• Task directions: Go through the records and show each line where the word "bright" occurs.
-------- Provided data
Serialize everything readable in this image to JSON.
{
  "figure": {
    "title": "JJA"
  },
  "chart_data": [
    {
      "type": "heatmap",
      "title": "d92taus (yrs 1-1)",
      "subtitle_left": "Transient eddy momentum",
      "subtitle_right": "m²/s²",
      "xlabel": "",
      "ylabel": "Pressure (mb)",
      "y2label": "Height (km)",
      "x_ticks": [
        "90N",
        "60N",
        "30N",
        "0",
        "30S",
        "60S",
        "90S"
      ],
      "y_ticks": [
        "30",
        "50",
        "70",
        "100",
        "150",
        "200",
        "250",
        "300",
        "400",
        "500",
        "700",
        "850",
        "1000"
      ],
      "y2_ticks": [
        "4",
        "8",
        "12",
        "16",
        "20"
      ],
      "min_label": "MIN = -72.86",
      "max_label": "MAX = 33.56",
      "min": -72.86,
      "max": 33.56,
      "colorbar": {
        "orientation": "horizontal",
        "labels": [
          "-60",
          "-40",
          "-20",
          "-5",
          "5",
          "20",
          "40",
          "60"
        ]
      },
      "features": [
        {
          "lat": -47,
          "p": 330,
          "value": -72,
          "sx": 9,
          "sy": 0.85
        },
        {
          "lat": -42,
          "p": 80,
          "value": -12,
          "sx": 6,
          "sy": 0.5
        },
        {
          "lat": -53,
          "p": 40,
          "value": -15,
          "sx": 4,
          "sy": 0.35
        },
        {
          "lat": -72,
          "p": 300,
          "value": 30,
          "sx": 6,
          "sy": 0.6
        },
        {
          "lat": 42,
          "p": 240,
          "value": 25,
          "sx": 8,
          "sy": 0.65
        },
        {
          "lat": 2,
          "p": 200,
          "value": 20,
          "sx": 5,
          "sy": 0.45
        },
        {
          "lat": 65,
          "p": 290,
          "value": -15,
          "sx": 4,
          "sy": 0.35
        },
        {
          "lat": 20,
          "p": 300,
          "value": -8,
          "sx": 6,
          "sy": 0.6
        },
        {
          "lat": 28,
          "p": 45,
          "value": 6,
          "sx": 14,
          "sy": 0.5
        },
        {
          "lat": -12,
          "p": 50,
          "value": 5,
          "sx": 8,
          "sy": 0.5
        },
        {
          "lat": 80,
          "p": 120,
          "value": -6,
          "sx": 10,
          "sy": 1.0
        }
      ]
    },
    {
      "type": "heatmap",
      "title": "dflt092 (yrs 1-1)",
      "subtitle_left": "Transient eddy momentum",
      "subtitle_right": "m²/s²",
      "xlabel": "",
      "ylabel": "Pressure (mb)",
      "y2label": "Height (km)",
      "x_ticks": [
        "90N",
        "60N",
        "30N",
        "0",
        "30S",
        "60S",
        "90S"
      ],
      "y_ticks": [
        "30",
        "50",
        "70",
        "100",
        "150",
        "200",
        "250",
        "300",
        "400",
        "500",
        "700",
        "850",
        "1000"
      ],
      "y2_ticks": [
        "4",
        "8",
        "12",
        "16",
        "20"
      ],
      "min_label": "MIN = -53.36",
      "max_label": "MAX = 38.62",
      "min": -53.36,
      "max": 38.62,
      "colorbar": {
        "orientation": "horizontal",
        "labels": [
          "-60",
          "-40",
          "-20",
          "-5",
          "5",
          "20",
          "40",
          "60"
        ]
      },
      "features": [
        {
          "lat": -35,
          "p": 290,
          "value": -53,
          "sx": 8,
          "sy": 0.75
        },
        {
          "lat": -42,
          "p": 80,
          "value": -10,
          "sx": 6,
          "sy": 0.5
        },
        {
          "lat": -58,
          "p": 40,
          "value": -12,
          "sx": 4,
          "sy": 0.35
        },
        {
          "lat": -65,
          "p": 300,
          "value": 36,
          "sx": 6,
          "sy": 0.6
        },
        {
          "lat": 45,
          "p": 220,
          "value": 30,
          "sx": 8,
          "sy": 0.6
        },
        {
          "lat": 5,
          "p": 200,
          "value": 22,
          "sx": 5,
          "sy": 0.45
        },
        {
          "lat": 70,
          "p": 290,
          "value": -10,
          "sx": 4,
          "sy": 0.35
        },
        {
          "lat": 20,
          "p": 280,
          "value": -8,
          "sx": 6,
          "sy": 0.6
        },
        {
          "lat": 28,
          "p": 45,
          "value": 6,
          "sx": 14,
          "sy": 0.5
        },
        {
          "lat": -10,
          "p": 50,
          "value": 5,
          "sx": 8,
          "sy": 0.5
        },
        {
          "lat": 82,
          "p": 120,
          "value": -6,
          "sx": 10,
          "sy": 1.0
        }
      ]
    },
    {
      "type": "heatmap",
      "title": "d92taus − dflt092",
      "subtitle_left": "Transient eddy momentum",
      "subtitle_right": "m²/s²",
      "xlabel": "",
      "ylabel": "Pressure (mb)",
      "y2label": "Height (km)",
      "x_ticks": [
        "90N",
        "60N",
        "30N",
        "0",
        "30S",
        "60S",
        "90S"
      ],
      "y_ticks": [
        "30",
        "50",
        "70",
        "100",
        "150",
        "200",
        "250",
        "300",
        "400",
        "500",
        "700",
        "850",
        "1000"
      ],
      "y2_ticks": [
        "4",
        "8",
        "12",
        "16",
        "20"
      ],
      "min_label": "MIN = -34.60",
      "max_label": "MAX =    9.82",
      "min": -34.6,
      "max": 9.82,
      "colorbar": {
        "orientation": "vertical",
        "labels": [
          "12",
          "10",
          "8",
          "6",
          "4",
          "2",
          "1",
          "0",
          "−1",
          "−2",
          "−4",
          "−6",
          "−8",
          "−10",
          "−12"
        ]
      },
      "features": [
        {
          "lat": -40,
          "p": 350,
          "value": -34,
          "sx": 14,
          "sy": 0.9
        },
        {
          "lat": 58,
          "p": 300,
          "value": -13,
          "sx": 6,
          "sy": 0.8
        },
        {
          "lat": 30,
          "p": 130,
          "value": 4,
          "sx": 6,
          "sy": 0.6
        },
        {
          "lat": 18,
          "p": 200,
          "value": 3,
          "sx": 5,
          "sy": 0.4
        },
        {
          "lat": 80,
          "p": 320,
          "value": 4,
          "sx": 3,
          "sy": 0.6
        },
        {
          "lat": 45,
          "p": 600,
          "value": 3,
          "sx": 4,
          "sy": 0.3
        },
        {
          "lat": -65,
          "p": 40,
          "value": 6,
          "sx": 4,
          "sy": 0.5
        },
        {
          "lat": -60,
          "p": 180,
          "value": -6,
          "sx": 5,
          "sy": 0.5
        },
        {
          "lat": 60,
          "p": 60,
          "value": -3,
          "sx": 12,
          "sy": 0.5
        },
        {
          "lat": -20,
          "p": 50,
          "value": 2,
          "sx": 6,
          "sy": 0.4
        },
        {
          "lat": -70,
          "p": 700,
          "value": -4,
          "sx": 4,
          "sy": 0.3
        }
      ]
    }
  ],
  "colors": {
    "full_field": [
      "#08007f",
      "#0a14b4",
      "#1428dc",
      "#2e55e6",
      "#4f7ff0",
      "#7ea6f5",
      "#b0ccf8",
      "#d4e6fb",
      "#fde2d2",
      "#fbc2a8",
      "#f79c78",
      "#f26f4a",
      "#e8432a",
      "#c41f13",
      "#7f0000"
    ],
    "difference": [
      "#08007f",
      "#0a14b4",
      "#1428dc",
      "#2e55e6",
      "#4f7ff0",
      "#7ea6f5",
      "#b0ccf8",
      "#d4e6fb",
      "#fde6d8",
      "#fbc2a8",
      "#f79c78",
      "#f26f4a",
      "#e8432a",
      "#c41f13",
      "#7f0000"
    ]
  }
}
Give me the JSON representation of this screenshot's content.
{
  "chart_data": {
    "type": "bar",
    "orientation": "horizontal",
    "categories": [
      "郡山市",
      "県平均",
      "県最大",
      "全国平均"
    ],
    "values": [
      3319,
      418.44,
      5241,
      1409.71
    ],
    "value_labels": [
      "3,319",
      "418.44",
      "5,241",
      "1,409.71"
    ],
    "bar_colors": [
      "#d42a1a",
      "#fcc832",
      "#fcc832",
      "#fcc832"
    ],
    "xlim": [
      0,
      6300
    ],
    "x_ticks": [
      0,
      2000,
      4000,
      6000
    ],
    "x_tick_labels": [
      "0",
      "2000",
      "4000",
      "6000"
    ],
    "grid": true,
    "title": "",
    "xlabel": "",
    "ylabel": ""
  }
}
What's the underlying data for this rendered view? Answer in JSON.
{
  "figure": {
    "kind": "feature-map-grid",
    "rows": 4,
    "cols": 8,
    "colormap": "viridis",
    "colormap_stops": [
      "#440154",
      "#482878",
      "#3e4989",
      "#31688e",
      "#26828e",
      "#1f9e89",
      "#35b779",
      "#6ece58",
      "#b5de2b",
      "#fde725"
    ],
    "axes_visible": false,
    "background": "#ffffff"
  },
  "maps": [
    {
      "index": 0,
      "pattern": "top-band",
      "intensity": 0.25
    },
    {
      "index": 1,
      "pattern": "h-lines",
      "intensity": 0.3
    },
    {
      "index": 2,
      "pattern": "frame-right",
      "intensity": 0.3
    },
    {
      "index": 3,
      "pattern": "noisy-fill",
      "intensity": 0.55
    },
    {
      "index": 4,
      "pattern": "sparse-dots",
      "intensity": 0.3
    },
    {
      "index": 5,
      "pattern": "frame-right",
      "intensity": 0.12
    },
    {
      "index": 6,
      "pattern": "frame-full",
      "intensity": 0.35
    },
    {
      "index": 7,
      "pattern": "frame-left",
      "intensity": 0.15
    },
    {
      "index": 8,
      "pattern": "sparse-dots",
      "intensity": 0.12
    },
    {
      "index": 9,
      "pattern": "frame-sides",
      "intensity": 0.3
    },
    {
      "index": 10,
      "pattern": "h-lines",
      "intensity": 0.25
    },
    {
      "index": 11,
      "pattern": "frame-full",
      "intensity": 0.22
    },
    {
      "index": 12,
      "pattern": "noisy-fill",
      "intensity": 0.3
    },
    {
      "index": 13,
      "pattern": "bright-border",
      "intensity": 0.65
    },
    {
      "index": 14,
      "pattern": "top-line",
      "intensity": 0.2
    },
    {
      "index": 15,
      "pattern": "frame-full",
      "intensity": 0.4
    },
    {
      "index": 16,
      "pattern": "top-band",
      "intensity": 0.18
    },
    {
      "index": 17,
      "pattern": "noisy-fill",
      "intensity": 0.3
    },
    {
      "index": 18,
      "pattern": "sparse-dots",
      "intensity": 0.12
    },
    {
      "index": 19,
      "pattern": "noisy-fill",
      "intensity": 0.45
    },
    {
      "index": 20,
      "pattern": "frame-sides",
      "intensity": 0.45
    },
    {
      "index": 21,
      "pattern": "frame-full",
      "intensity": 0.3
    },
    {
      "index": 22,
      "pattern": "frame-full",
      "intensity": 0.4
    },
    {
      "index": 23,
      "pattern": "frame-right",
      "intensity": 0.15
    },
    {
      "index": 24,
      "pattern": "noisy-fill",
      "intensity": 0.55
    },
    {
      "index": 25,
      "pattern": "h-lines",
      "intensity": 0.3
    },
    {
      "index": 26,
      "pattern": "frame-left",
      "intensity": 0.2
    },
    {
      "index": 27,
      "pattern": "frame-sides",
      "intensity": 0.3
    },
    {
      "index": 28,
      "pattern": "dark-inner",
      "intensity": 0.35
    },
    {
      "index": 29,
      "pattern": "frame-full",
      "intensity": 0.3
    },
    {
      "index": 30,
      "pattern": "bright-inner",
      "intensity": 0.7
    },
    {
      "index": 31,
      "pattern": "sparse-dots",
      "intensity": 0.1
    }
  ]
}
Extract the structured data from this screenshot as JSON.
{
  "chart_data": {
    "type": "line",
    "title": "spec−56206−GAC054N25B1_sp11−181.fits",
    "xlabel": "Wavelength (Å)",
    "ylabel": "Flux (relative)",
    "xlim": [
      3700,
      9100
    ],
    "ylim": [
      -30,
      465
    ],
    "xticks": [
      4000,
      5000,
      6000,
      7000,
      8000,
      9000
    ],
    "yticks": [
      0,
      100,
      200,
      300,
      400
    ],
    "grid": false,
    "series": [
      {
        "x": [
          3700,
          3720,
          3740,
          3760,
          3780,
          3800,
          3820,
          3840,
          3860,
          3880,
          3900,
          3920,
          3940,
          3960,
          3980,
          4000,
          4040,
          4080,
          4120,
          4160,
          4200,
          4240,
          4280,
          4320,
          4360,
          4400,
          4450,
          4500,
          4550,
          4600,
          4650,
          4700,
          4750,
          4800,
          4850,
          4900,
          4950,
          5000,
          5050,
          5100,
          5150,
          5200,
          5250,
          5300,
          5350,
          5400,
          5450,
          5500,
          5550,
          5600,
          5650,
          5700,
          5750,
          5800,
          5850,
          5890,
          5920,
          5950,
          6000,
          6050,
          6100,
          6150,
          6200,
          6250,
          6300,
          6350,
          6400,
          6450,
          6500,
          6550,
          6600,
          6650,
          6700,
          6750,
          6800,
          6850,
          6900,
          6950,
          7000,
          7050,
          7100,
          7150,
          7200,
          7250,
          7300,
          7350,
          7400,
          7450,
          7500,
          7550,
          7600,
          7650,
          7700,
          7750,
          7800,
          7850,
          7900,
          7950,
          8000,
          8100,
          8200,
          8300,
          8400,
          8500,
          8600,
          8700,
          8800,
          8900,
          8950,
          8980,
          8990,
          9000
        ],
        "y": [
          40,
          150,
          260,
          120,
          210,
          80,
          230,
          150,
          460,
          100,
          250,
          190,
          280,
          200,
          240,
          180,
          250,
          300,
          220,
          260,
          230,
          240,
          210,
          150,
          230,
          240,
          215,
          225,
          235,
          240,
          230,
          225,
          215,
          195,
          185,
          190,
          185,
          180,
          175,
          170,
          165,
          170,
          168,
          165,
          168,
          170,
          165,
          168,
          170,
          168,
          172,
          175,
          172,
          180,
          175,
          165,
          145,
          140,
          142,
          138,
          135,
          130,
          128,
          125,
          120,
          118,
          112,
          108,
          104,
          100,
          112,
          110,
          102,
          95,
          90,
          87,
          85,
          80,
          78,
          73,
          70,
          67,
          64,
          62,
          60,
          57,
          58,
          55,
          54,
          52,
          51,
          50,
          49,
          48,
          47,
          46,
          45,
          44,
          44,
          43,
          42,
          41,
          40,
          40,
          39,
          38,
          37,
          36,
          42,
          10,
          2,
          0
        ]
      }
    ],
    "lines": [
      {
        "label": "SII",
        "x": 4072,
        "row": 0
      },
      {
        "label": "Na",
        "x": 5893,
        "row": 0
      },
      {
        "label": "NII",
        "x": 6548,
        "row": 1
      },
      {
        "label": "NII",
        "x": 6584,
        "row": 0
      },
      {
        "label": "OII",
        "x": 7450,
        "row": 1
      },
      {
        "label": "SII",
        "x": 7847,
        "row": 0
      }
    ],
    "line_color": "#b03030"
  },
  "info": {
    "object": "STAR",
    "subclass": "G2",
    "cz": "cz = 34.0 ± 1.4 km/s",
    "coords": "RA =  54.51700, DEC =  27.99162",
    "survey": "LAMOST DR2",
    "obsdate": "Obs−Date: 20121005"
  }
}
----------------
• Exercise response:
      "pattern": "bright-border",
      "pattern": "bright-inner",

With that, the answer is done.